In full and without alteration, give the listing again.
BEGIN Supplied records
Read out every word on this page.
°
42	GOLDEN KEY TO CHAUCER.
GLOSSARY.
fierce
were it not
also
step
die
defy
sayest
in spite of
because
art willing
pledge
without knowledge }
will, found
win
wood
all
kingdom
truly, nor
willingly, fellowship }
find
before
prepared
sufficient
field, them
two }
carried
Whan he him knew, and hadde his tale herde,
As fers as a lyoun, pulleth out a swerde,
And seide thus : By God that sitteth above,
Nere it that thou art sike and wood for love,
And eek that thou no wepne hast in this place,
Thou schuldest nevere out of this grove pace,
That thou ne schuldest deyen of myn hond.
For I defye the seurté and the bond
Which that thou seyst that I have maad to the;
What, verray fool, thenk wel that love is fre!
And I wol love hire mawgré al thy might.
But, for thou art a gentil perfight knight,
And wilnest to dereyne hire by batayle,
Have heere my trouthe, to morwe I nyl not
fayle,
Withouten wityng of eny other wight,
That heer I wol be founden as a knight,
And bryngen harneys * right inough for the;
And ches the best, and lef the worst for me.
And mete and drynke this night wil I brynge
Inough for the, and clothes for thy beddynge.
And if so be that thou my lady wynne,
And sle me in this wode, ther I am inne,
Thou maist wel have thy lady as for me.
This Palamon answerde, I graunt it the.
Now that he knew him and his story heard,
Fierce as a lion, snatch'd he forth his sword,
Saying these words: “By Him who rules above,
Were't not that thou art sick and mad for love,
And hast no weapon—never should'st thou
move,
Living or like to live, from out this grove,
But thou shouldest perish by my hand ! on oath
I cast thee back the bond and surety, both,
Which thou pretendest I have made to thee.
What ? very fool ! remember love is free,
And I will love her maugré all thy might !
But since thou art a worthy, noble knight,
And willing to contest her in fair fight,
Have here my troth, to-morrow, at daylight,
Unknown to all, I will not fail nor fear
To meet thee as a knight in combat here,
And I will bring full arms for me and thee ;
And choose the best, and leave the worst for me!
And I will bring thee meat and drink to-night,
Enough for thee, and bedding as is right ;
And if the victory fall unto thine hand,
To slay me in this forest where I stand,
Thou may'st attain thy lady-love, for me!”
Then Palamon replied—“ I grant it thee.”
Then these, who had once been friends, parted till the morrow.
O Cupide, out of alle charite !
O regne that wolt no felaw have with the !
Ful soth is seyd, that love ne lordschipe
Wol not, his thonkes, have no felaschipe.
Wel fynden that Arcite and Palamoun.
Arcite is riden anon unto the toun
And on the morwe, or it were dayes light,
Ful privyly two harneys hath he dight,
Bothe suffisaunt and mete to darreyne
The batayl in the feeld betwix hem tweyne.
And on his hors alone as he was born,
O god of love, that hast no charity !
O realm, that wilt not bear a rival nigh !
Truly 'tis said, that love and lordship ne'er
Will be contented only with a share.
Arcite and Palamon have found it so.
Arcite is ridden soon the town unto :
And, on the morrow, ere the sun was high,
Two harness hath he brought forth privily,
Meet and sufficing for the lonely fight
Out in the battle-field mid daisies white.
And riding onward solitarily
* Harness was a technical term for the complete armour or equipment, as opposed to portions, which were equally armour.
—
END Supplied records
**Completed task**
Read out every word on this page.
°
42	GOLDEN KEY TO CHAUCER.
GLOSSARY.
fierce
were it not
also
step
die
defy
sayest
in spite of
because
art willing
pledge
without knowledge }
will, found
win
wood
all
kingdom
truly, nor
willingly, fellowship }
find
before
prepared
sufficient
field, them
two }
carried
Whan he him knew, and hadde his tale herde,
As fers as a lyoun, pulleth out a swerde,
And seide thus : By God that sitteth above,
Nere it that thou art sike and wood for love,
And eek that thou no wepne hast in this place,
Thou schuldest nevere out of this grove pace,
That thou ne schuldest deyen of myn hond.
For I defye the seurté and the bond
Which that thou seyst that I have maad to the;
What, verray fool, thenk wel that love is fre!
And I wol love hire mawgré al thy might.
But, for thou art a gentil perfight knight,
And wilnest to dereyne hire by batayle,
Have heere my trouthe, to morwe I nyl not
fayle,
Withouten wityng of eny other wight,
That heer I wol be founden as a knight,
And bryngen harneys * right inough for the;
And ches the best, and lef the worst for me.
And mete and drynke this night wil I brynge
Inough for the, and clothes for thy beddynge.
And if so be that thou my lady wynne,
And sle me in this wode, ther I am inne,
Thou maist wel have thy lady as for me.
This Palamon answerde, I graunt it the.
Now that he knew him and his story heard,
Fierce as a lion, snatch'd he forth his sword,
Saying these words: “By Him who rules above,
Were't not that thou art sick and mad for love,
And hast no weapon—never should'st thou
move,
Living or like to live, from out this grove,
But thou shouldest perish by my hand ! on oath
I cast thee back the bond and surety, both,
Which thou pretendest I have made to thee.
What ? very fool ! remember love is free,
And I will love her maugré all thy might !
But since thou art a worthy, noble knight,
And willing to contest her in fair fight,
Have here my troth, to-morrow, at daylight,
Unknown to all, I will not fail nor fear
To meet thee as a knight in combat here,
And I will bring full arms for me and thee ;
And choose the best, and leave the worst for me!
And I will bring thee meat and drink to-night,
Enough for thee, and bedding as is right ;
And if the victory fall unto thine hand,
To slay me in this forest where I stand,
Thou may'st attain thy lady-love, for me!”
Then Palamon replied—“ I grant it thee.”
Then these, who had once been friends, parted till the morrow.
O Cupide, out of alle charite !
O regne that wolt no felaw have with the !
Ful soth is seyd, that love ne lordschipe
Wol not, his thonkes, have no felaschipe.
Wel fynden that Arcite and Palamoun.
Arcite is riden anon unto the toun
And on the morwe, or it were dayes light,
Ful privyly two harneys hath he dight,
Bothe suffisaunt and mete to darreyne
The batayl in the feeld betwix hem tweyne.
And on his hors alone as he was born,
O god of love, that hast no charity !
O realm, that wilt not bear a rival nigh !
Truly 'tis said, that love and lordship ne'er
Will be contented only with a share.
Arcite and Palamon have found it so.
Arcite is ridden soon the town unto :
And, on the morrow, ere the sun was high,
Two harness hath he brought forth privily,
Meet and sufficing for the lonely fight
Out in the battle-field mid daisies white.
And riding onward solitarily
* Harness was a technical term for the complete armour or equipment, as opposed to portions, which were equally armour.
—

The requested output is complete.